* BEGIN THE INPUT *
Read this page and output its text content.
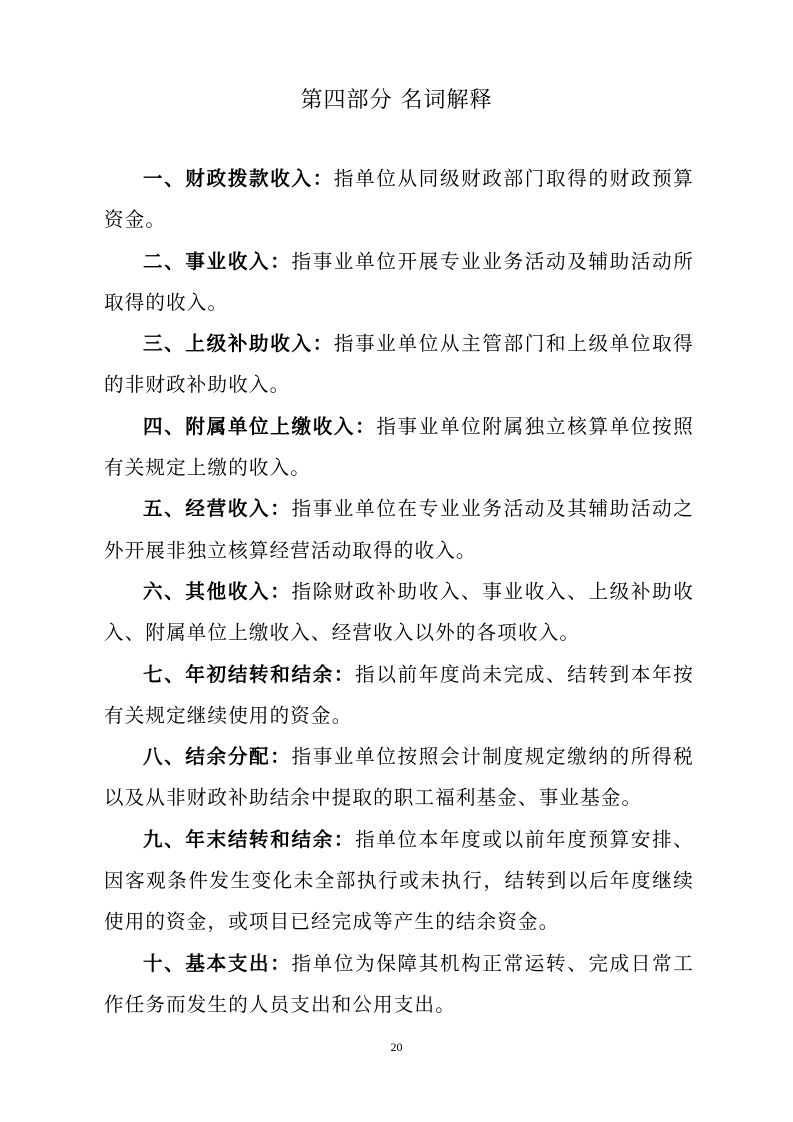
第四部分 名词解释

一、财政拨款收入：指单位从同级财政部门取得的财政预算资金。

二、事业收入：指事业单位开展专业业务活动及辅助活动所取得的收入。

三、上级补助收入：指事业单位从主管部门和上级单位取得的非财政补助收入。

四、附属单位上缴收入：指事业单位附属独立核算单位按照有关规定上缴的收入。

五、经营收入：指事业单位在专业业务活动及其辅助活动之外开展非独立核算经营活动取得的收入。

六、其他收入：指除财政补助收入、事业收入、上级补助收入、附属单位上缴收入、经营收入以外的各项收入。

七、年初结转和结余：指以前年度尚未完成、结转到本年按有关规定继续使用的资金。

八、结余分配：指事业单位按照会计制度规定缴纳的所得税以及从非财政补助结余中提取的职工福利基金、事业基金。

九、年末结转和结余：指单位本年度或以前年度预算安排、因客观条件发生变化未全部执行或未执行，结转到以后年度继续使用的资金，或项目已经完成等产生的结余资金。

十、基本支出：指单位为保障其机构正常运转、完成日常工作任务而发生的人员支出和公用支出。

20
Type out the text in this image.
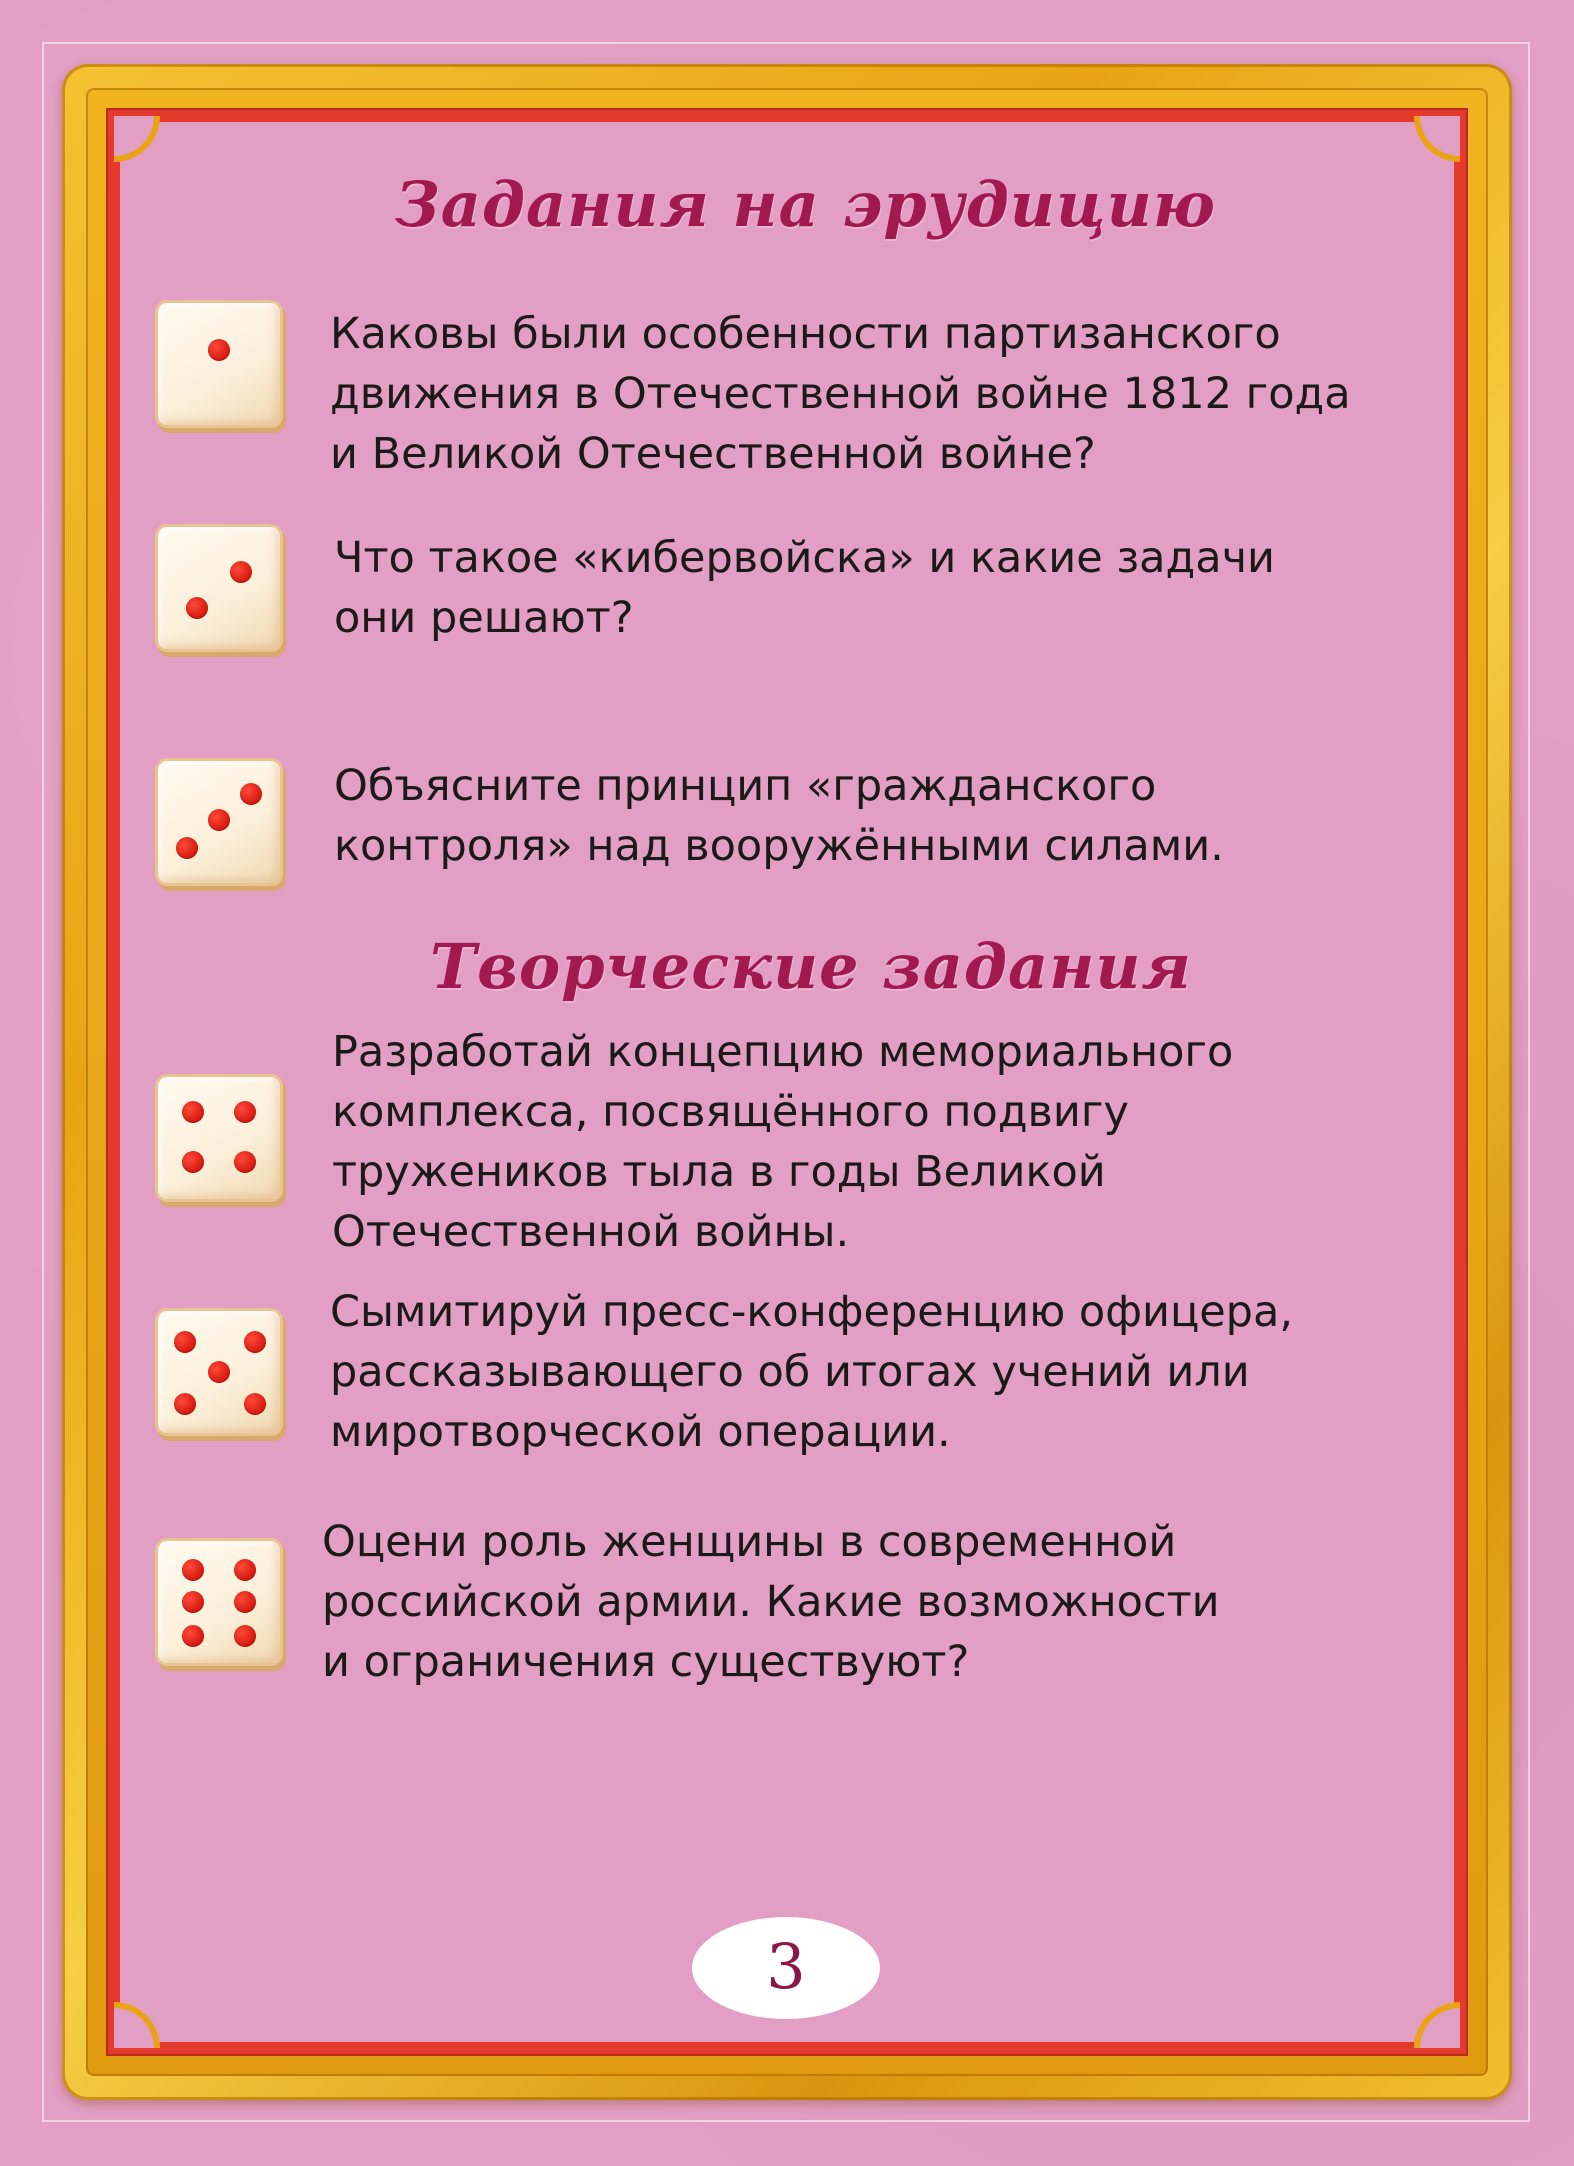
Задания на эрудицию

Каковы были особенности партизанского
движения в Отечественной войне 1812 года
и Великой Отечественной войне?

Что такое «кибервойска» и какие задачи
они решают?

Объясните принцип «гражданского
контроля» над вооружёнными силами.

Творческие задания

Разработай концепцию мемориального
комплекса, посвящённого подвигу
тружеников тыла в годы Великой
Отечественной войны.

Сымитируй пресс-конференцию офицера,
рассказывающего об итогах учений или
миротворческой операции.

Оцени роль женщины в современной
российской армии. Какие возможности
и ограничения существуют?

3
* END THE INPUT *
* BEGIN THE INPUT *
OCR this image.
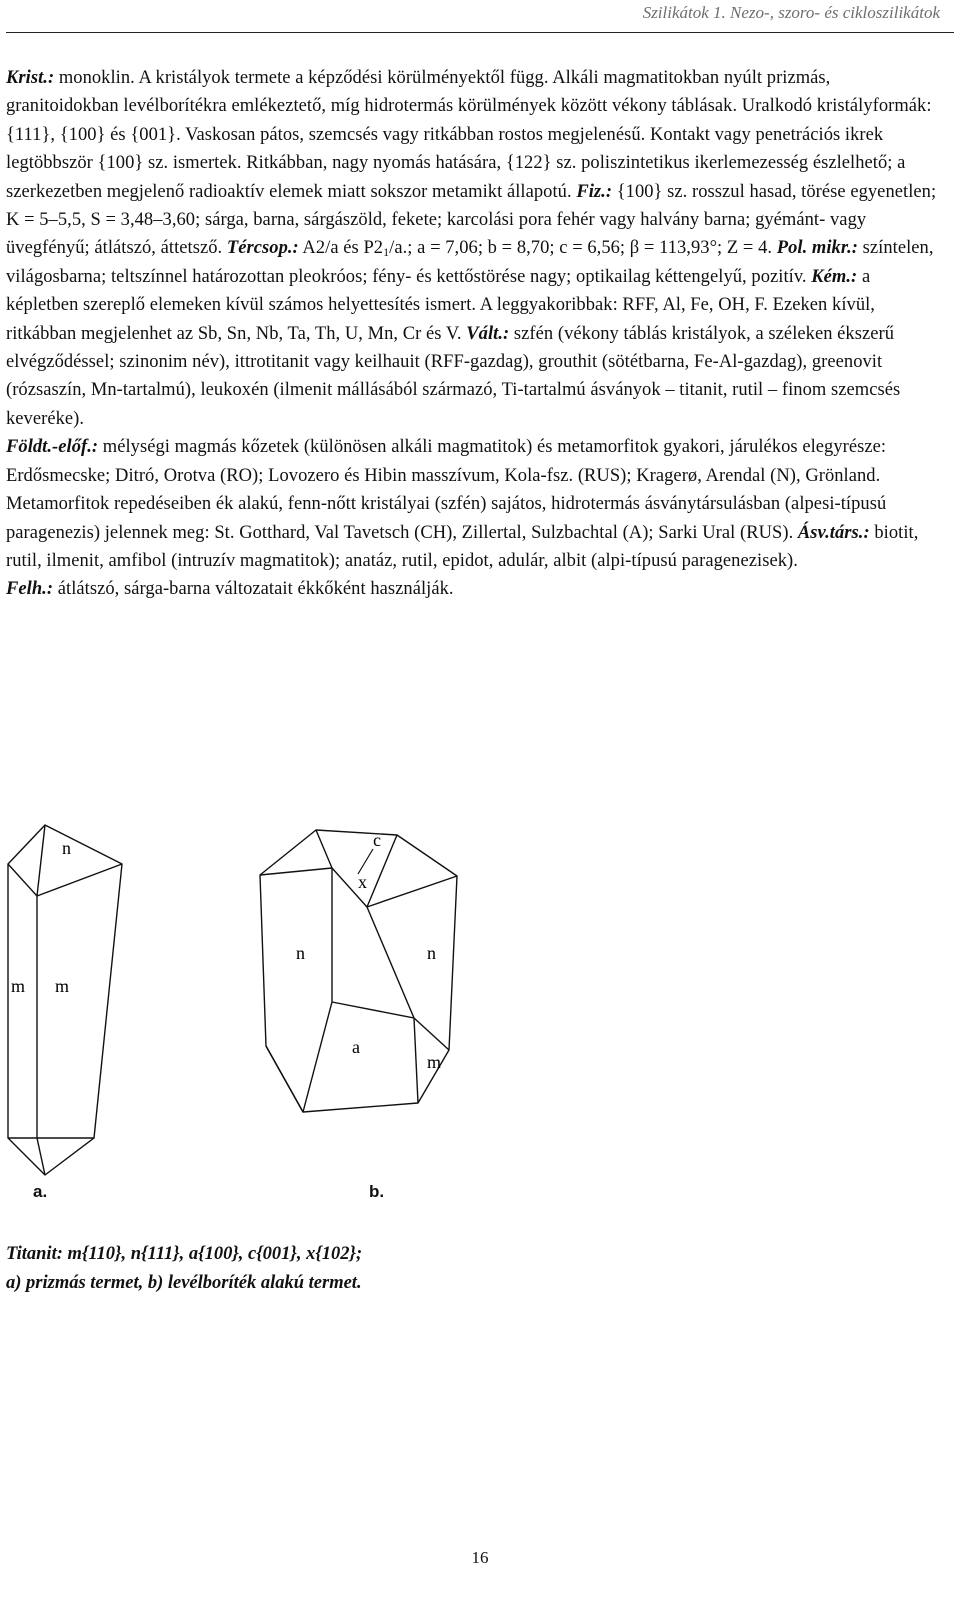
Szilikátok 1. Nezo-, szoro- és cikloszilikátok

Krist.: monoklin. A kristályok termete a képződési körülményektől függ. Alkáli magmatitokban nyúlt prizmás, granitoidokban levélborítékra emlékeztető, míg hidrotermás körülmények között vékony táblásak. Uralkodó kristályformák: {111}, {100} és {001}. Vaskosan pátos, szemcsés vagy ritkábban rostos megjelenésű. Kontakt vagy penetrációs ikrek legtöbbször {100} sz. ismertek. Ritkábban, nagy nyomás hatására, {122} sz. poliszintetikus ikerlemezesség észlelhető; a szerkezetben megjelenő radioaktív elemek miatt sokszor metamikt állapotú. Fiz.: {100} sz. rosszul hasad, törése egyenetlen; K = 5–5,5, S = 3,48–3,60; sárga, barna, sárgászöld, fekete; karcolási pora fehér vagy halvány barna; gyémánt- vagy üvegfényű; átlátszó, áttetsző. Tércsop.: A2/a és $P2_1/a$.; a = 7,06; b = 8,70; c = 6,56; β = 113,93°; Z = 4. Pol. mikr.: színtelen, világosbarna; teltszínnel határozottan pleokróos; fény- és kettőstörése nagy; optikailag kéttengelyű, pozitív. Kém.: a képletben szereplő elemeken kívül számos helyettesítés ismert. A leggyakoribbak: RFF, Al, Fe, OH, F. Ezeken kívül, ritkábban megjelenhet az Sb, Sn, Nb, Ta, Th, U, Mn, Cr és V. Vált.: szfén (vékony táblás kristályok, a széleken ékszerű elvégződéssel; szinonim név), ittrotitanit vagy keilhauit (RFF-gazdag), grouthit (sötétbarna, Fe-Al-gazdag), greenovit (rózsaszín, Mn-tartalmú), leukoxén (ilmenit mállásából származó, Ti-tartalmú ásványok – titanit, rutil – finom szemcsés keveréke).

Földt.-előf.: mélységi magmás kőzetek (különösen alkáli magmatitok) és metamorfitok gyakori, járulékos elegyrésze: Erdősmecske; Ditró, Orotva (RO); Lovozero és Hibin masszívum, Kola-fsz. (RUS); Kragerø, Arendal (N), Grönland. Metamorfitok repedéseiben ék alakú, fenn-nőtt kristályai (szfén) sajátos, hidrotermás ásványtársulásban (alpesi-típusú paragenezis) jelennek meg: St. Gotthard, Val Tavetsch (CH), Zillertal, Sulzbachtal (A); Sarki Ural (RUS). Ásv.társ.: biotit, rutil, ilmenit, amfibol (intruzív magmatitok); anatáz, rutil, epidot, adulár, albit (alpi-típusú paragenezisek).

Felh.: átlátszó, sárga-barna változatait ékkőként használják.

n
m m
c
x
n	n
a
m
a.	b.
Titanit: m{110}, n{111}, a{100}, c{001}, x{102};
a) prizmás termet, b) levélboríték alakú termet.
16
* END THE INPUT *
• [DIRECTIONS FOR THIS TASK]: In the entries above, identify each line that includes the string "войне", then copy it.

• [SOLUTION FOR THIS EXERCISE]:
движения в Отечественной войне 1812 года
и Великой Отечественной войне?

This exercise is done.